■ Stored data
+++
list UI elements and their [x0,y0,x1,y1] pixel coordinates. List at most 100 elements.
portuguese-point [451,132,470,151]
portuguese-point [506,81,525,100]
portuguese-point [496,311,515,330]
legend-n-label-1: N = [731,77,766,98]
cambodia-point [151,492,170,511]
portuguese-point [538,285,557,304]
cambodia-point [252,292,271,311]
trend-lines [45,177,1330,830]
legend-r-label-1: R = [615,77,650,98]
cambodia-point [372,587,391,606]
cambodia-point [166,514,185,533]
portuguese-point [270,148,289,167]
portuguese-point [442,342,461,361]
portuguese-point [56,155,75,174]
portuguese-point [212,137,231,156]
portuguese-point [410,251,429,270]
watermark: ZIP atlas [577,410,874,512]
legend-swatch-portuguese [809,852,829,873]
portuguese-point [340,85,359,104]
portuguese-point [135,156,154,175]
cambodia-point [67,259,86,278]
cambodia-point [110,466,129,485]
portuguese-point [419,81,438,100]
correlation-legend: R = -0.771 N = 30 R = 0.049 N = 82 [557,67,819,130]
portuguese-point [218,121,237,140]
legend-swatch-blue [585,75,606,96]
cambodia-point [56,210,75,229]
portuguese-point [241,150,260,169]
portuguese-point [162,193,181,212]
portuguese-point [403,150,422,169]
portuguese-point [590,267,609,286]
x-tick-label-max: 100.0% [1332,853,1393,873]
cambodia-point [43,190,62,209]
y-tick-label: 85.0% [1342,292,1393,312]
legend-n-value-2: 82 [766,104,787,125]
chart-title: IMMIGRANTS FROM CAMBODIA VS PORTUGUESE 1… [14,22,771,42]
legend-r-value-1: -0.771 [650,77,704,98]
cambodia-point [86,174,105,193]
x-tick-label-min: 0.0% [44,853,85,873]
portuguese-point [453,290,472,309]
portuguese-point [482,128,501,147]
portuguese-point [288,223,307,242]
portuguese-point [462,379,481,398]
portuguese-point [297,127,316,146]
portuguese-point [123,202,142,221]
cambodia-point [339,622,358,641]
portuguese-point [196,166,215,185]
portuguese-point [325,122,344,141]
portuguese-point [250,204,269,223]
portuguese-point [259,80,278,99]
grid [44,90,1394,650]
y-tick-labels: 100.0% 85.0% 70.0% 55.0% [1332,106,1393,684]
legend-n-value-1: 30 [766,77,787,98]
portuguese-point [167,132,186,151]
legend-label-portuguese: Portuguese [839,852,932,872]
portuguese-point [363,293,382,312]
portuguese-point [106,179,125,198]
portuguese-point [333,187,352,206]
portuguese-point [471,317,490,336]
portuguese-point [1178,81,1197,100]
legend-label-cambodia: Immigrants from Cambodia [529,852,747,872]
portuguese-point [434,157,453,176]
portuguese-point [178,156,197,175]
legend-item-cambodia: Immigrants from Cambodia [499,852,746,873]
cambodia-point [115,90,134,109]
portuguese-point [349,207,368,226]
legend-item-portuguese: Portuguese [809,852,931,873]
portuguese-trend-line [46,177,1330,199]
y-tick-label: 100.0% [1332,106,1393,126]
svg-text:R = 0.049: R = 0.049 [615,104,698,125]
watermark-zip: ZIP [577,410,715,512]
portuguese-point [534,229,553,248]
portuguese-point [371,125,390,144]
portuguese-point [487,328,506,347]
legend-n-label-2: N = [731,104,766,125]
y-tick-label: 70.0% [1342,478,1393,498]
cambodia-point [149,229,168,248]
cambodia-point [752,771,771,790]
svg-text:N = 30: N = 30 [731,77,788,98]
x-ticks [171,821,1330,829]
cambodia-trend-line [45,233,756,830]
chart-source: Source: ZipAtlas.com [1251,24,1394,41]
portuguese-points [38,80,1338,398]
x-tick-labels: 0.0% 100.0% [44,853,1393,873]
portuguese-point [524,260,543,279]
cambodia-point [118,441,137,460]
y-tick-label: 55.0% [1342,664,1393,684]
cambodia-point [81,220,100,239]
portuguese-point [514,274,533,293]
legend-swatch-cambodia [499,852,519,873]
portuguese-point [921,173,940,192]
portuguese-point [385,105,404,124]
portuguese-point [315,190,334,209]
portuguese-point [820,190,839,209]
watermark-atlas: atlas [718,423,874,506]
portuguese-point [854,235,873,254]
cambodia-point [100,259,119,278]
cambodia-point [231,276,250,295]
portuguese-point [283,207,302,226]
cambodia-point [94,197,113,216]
+++
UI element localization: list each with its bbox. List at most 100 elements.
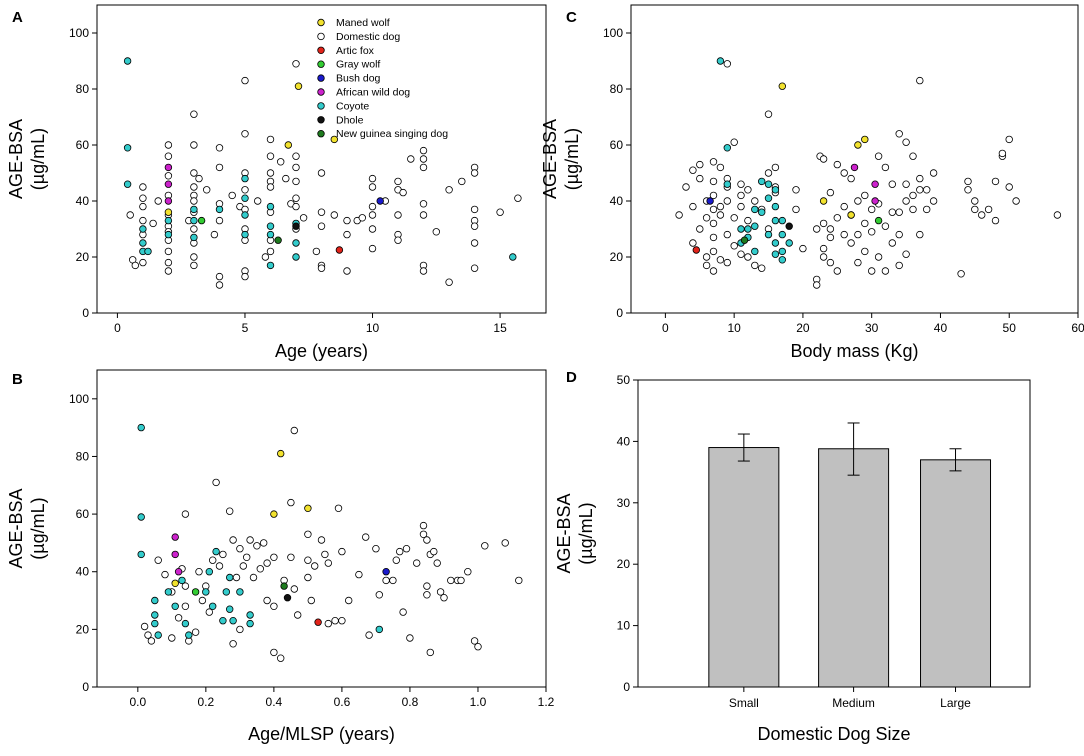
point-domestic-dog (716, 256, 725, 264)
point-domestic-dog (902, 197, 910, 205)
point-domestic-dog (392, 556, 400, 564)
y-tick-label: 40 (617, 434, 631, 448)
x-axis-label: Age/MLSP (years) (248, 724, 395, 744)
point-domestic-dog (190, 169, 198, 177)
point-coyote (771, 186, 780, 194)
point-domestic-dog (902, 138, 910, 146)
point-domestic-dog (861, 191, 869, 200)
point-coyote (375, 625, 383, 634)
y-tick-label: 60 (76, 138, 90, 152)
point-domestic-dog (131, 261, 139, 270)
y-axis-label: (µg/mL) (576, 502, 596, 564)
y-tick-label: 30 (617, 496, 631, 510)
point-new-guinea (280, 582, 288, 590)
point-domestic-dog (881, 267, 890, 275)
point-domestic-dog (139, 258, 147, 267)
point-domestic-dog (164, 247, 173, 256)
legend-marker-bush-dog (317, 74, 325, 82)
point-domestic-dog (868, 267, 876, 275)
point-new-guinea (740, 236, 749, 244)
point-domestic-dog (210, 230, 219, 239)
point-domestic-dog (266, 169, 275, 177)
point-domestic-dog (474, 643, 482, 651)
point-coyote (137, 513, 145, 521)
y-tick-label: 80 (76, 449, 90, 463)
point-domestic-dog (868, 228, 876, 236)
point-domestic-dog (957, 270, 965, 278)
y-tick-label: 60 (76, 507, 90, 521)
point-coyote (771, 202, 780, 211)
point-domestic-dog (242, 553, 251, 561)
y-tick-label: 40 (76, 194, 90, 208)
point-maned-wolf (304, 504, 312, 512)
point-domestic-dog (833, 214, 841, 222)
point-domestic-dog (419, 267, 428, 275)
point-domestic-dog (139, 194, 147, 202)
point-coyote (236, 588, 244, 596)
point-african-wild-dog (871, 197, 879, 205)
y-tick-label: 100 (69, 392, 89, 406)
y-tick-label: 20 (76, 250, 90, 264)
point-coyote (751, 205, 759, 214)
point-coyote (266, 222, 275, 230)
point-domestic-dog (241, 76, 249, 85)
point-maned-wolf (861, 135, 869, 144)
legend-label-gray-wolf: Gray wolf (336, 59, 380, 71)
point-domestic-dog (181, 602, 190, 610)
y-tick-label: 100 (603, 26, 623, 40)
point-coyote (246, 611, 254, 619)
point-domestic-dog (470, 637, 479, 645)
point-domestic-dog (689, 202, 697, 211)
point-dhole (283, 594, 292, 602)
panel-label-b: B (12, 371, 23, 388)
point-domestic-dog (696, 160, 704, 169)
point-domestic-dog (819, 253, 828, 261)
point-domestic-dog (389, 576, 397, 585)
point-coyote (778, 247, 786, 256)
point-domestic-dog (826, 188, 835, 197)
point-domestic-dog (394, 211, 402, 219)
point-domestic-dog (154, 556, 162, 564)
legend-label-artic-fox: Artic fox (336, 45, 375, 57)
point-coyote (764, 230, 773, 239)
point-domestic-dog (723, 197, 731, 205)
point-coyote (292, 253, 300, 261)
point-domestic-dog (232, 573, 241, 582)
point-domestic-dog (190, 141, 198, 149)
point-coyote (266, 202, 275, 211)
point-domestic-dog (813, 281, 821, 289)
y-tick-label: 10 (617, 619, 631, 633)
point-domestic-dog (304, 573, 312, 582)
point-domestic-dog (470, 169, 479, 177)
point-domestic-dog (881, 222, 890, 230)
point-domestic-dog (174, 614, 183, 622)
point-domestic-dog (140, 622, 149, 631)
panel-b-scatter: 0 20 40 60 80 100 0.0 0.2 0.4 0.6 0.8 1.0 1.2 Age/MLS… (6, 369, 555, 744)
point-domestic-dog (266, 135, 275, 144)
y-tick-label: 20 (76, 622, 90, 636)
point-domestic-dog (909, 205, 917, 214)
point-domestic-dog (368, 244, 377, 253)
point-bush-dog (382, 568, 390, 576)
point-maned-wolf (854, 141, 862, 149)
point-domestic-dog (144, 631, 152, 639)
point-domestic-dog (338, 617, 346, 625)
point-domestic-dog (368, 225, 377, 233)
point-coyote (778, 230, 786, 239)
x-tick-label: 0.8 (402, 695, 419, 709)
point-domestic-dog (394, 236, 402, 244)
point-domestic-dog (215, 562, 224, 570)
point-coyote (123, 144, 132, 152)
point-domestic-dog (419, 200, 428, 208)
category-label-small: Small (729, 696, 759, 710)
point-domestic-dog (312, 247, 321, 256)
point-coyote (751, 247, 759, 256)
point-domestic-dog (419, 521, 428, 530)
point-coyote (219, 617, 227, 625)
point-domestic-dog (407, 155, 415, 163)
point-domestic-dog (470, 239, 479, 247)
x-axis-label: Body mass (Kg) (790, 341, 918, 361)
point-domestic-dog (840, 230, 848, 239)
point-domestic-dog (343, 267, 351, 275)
+++
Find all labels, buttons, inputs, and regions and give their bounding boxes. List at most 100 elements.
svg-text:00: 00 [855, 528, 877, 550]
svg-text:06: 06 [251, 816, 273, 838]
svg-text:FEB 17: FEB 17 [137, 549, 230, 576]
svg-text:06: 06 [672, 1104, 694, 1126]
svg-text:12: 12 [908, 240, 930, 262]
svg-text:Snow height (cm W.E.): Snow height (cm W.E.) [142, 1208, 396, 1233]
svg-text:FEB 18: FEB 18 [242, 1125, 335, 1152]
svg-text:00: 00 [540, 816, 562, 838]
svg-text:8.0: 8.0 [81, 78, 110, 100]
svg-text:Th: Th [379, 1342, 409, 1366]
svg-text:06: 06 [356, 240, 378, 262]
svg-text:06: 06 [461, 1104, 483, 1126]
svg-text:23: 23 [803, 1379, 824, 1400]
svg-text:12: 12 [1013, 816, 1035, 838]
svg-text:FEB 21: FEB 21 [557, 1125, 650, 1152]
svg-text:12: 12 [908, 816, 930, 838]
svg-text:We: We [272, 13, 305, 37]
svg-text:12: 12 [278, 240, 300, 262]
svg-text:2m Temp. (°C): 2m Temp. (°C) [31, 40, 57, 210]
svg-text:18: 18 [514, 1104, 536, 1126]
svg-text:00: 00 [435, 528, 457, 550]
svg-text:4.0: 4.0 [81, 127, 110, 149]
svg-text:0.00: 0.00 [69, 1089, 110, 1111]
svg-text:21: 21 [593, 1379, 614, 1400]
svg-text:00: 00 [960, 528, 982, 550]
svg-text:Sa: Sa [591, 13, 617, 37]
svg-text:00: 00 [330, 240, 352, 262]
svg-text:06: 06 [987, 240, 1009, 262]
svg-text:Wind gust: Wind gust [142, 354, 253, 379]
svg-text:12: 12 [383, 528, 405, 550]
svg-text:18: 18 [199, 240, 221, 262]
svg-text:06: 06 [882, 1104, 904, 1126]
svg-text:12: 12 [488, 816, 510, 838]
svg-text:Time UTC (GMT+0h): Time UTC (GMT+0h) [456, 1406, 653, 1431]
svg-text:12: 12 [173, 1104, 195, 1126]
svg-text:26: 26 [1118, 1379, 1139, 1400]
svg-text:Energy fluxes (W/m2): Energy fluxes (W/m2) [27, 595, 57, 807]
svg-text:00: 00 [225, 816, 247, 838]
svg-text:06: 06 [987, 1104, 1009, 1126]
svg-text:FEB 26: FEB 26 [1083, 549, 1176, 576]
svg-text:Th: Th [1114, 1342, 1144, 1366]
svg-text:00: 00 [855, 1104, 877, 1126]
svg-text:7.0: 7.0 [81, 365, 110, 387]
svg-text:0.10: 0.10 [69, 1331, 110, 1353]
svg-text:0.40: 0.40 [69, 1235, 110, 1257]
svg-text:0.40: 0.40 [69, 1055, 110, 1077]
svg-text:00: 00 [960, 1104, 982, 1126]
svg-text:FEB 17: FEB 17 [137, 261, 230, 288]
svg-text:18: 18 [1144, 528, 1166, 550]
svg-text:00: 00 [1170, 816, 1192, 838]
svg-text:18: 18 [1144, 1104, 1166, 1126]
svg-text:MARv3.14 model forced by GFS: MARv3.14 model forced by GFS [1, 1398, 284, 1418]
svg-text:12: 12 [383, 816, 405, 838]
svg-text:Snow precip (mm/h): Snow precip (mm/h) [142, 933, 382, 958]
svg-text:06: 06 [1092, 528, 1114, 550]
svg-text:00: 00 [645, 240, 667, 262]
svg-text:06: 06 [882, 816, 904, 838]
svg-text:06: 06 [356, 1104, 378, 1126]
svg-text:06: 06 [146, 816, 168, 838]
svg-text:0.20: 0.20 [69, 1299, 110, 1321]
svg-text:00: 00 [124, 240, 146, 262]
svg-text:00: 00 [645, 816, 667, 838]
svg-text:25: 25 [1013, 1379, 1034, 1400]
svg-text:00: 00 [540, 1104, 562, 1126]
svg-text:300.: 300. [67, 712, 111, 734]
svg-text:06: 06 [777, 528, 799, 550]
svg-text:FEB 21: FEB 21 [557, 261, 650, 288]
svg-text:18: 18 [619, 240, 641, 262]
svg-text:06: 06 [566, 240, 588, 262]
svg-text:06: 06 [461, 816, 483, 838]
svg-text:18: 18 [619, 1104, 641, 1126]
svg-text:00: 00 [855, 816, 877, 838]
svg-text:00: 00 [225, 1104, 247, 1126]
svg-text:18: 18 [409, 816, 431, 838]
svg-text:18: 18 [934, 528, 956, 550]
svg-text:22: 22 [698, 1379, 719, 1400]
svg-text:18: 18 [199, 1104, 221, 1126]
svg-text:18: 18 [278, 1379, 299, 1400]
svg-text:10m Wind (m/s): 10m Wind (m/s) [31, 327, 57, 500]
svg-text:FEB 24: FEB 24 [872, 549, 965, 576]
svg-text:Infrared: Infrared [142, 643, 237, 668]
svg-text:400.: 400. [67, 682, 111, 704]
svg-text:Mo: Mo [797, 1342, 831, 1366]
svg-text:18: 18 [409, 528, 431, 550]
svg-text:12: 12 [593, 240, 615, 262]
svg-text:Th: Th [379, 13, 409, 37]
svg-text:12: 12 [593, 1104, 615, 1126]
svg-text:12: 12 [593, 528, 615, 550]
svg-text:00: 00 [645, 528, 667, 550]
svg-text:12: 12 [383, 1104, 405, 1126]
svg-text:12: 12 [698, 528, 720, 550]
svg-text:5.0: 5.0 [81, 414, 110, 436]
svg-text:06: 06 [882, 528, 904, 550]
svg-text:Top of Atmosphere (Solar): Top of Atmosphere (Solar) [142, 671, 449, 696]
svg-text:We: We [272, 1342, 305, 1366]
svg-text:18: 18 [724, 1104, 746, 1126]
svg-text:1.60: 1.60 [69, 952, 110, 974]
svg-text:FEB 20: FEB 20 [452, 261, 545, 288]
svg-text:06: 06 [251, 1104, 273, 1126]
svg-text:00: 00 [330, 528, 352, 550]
+++
■ What to work on
Return the records from the line with "list UI elements" up to and including the line with "legend-swatch-portuguese [809,852,829,873]", copied character for character.

■ Reply
list UI elements and their [x0,y0,x1,y1] pixel coordinates. List at most 100 elements.
portuguese-point [451,132,470,151]
portuguese-point [506,81,525,100]
portuguese-point [496,311,515,330]
legend-n-label-1: N = [731,77,766,98]
cambodia-point [151,492,170,511]
portuguese-point [538,285,557,304]
cambodia-point [252,292,271,311]
trend-lines [45,177,1330,830]
legend-r-label-1: R = [615,77,650,98]
cambodia-point [372,587,391,606]
cambodia-point [166,514,185,533]
portuguese-point [270,148,289,167]
portuguese-point [442,342,461,361]
portuguese-point [56,155,75,174]
portuguese-point [212,137,231,156]
portuguese-point [410,251,429,270]
watermark: ZIP atlas [577,410,874,512]
legend-swatch-portuguese [809,852,829,873]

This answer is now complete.